### REQUIREMENTS:
[1] In the post about reshaping a DataFrame, what kind of file is the data read from?
[2] Reproduce word for word the passage of the DataFrame post that begins at the words "I read data" and stops after the words "to account for.".

### EXTRACTED TEXT:
---*---

Home > Blockchain >  Transform DataFrame column of repeated attributes to rows of individual entries and account for sub-
Transform DataFrame column of repeated attributes to rows of individual entries and account for sub-

Time:08-21

I read data from a CSV file and put it into a DataFrame. The data contains rows of attributes that are related to an element and need to be transformed to columns instead. For each element, there is also a sub-table that I need to account for.

---*---

### INFORMATION PROVIDED:
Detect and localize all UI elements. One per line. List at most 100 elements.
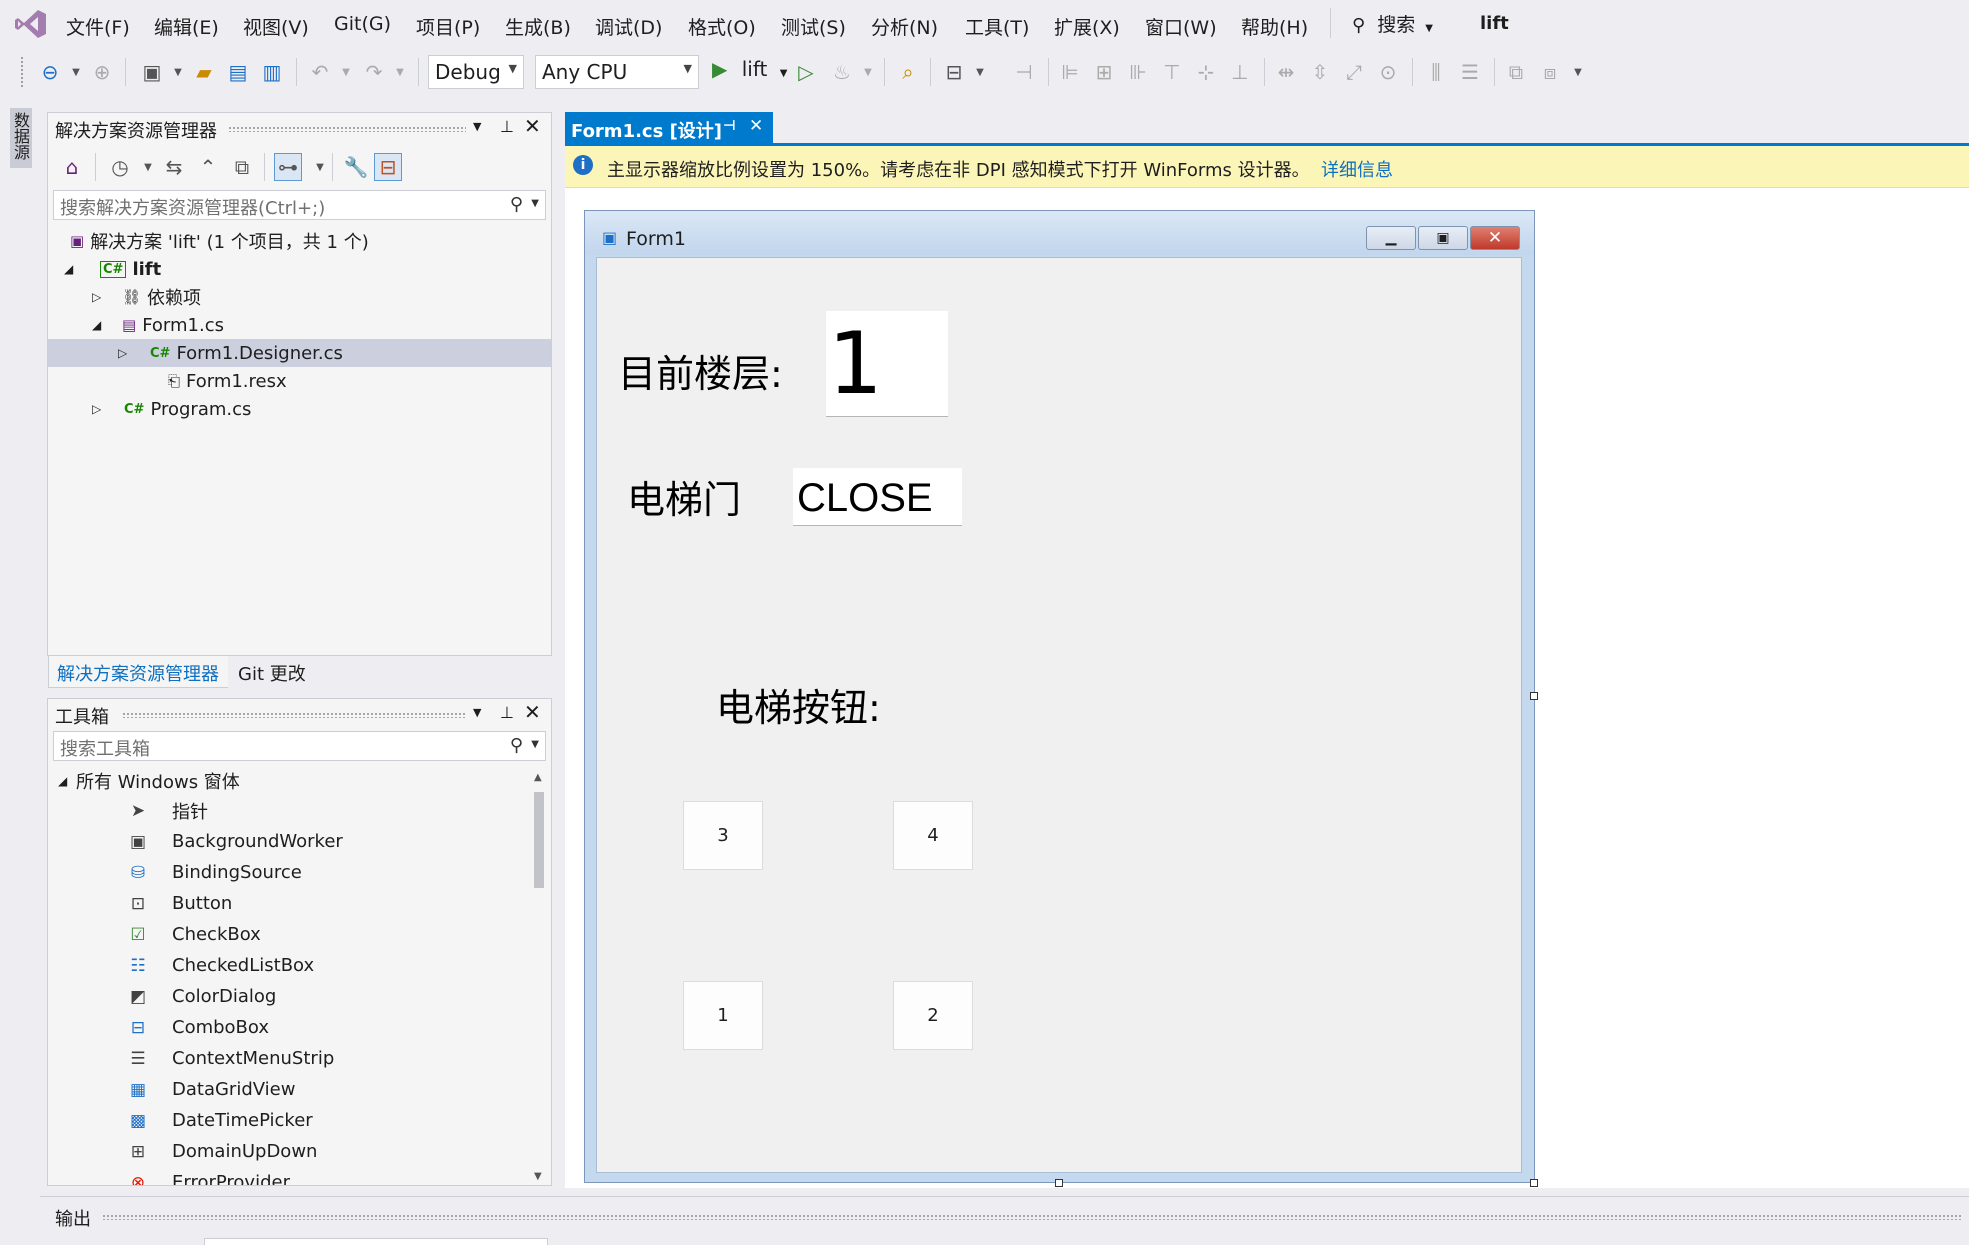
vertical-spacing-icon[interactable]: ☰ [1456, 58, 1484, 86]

---*---

### WORKED ANSWERS:
[1] The data is read from a CSV file.

[2]
I read data from a CSV file and put it into a DataFrame. The data contains rows of attributes that are related to an element and need to be transformed to columns instead. For each element, there is also a sub-table that I need to account for.